▶ [THE TASK]: Take all the material and copy it exactly.

Collected data
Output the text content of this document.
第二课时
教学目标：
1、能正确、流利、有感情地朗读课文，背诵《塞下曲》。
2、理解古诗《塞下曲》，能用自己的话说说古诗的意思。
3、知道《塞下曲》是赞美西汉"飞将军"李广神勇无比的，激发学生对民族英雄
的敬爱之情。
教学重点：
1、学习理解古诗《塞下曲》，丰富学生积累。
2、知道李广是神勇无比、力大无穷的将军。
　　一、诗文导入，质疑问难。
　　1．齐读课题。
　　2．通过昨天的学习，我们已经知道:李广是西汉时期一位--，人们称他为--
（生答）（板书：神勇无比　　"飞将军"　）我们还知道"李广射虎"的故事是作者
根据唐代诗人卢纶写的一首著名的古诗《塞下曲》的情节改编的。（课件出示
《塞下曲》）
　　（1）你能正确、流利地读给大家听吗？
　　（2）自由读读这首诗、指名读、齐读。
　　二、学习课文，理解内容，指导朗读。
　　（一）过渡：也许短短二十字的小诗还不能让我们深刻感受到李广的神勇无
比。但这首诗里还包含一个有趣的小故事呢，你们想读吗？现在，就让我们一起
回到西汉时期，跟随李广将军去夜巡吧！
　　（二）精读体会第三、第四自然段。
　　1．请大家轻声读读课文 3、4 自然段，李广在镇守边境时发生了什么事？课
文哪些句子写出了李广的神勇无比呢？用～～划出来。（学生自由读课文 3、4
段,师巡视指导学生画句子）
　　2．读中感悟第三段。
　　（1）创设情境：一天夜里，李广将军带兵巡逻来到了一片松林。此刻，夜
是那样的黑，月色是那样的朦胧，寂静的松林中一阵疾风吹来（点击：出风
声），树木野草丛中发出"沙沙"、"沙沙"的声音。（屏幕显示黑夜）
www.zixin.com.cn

▶ [EXERCISE ANSWER]:
Output the text content of this document.
第二课时
教学目标：
1、能正确、流利、有感情地朗读课文，背诵《塞下曲》。
2、理解古诗《塞下曲》，能用自己的话说说古诗的意思。
3、知道《塞下曲》是赞美西汉"飞将军"李广神勇无比的，激发学生对民族英雄
的敬爱之情。
教学重点：
1、学习理解古诗《塞下曲》，丰富学生积累。
2、知道李广是神勇无比、力大无穷的将军。
　　一、诗文导入，质疑问难。
　　1．齐读课题。
　　2．通过昨天的学习，我们已经知道:李广是西汉时期一位--，人们称他为--
（生答）（板书：神勇无比　　"飞将军"　）我们还知道"李广射虎"的故事是作者
根据唐代诗人卢纶写的一首著名的古诗《塞下曲》的情节改编的。（课件出示
《塞下曲》）
　　（1）你能正确、流利地读给大家听吗？
　　（2）自由读读这首诗、指名读、齐读。
　　二、学习课文，理解内容，指导朗读。
　　（一）过渡：也许短短二十字的小诗还不能让我们深刻感受到李广的神勇无
比。但这首诗里还包含一个有趣的小故事呢，你们想读吗？现在，就让我们一起
回到西汉时期，跟随李广将军去夜巡吧！
　　（二）精读体会第三、第四自然段。
　　1．请大家轻声读读课文 3、4 自然段，李广在镇守边境时发生了什么事？课
文哪些句子写出了李广的神勇无比呢？用～～划出来。（学生自由读课文 3、4
段,师巡视指导学生画句子）
　　2．读中感悟第三段。
　　（1）创设情境：一天夜里，李广将军带兵巡逻来到了一片松林。此刻，夜
是那样的黑，月色是那样的朦胧，寂静的松林中一阵疾风吹来（点击：出风
声），树木野草丛中发出"沙沙"、"沙沙"的声音。（屏幕显示黑夜）
www.zixin.com.cn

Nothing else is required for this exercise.